**TASK PROMPT:**
Print out every record exactly as it appears.

**INFORMATION PROVIDED:**
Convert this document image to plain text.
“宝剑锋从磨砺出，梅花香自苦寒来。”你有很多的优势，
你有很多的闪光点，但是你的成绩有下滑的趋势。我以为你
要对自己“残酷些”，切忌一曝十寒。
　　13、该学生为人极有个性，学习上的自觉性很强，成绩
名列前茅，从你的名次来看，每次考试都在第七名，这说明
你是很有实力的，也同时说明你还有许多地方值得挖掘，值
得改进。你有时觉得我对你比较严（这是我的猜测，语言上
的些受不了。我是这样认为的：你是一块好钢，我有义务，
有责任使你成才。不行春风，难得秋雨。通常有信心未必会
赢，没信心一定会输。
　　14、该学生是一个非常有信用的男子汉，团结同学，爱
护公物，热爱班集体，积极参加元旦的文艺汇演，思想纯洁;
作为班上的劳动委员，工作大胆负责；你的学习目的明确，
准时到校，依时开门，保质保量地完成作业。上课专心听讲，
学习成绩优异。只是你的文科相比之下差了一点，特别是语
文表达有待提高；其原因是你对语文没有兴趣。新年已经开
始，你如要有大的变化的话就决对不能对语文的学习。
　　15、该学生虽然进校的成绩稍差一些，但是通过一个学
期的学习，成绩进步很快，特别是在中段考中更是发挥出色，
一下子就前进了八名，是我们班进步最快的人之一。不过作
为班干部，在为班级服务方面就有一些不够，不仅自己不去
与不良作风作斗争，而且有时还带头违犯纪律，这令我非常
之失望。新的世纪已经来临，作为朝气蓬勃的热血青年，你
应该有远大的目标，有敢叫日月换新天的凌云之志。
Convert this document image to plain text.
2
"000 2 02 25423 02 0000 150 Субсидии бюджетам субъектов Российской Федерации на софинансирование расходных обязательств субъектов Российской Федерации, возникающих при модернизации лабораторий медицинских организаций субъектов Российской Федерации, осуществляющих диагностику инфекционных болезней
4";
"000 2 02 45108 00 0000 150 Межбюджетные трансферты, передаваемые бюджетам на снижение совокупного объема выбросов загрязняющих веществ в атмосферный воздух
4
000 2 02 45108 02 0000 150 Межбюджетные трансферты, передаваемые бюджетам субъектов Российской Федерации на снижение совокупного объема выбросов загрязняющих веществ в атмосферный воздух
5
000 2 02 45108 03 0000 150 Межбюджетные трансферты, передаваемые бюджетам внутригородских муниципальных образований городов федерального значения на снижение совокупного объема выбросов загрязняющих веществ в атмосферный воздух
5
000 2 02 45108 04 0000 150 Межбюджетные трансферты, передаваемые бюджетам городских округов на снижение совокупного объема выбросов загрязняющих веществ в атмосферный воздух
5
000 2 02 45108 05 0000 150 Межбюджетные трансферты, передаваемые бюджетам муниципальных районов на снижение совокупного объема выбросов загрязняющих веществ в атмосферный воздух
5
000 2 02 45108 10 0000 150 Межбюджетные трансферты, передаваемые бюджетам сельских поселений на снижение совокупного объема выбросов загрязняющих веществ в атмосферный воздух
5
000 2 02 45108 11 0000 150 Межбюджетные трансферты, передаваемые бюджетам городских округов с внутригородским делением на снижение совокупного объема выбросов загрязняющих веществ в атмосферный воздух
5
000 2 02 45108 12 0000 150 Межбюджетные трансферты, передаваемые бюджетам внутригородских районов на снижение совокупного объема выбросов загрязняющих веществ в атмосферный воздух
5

**PROBLEM SOLUTION:**
Convert this document image to plain text.
“宝剑锋从磨砺出，梅花香自苦寒来。”你有很多的优势，
你有很多的闪光点，但是你的成绩有下滑的趋势。我以为你
要对自己“残酷些”，切忌一曝十寒。
　　13、该学生为人极有个性，学习上的自觉性很强，成绩
名列前茅，从你的名次来看，每次考试都在第七名，这说明
你是很有实力的，也同时说明你还有许多地方值得挖掘，值
得改进。你有时觉得我对你比较严（这是我的猜测，语言上
的些受不了。我是这样认为的：你是一块好钢，我有义务，
有责任使你成才。不行春风，难得秋雨。通常有信心未必会
赢，没信心一定会输。
　　14、该学生是一个非常有信用的男子汉，团结同学，爱
护公物，热爱班集体，积极参加元旦的文艺汇演，思想纯洁;
作为班上的劳动委员，工作大胆负责；你的学习目的明确，
准时到校，依时开门，保质保量地完成作业。上课专心听讲，
学习成绩优异。只是你的文科相比之下差了一点，特别是语
文表达有待提高；其原因是你对语文没有兴趣。新年已经开
始，你如要有大的变化的话就决对不能对语文的学习。
　　15、该学生虽然进校的成绩稍差一些，但是通过一个学
期的学习，成绩进步很快，特别是在中段考中更是发挥出色，
一下子就前进了八名，是我们班进步最快的人之一。不过作
为班干部，在为班级服务方面就有一些不够，不仅自己不去
与不良作风作斗争，而且有时还带头违犯纪律，这令我非常
之失望。新的世纪已经来临，作为朝气蓬勃的热血青年，你
应该有远大的目标，有敢叫日月换新天的凌云之志。
Convert this document image to plain text.
2
"000 2 02 25423 02 0000 150 Субсидии бюджетам субъектов Российской Федерации на софинансирование расходных обязательств субъектов Российской Федерации, возникающих при модернизации лабораторий медицинских организаций субъектов Российской Федерации, осуществляющих диагностику инфекционных болезней
4";
"000 2 02 45108 00 0000 150 Межбюджетные трансферты, передаваемые бюджетам на снижение совокупного объема выбросов загрязняющих веществ в атмосферный воздух
4
000 2 02 45108 02 0000 150 Межбюджетные трансферты, передаваемые бюджетам субъектов Российской Федерации на снижение совокупного объема выбросов загрязняющих веществ в атмосферный воздух
5
000 2 02 45108 03 0000 150 Межбюджетные трансферты, передаваемые бюджетам внутригородских муниципальных образований городов федерального значения на снижение совокупного объема выбросов загрязняющих веществ в атмосферный воздух
5
000 2 02 45108 04 0000 150 Межбюджетные трансферты, передаваемые бюджетам городских округов на снижение совокупного объема выбросов загрязняющих веществ в атмосферный воздух
5
000 2 02 45108 05 0000 150 Межбюджетные трансферты, передаваемые бюджетам муниципальных районов на снижение совокупного объема выбросов загрязняющих веществ в атмосферный воздух
5
000 2 02 45108 10 0000 150 Межбюджетные трансферты, передаваемые бюджетам сельских поселений на снижение совокупного объема выбросов загрязняющих веществ в атмосферный воздух
5
000 2 02 45108 11 0000 150 Межбюджетные трансферты, передаваемые бюджетам городских округов с внутригородским делением на снижение совокупного объема выбросов загрязняющих веществ в атмосферный воздух
5
000 2 02 45108 12 0000 150 Межбюджетные трансферты, передаваемые бюджетам внутригородских районов на снижение совокупного объема выбросов загрязняющих веществ в атмосферный воздух
5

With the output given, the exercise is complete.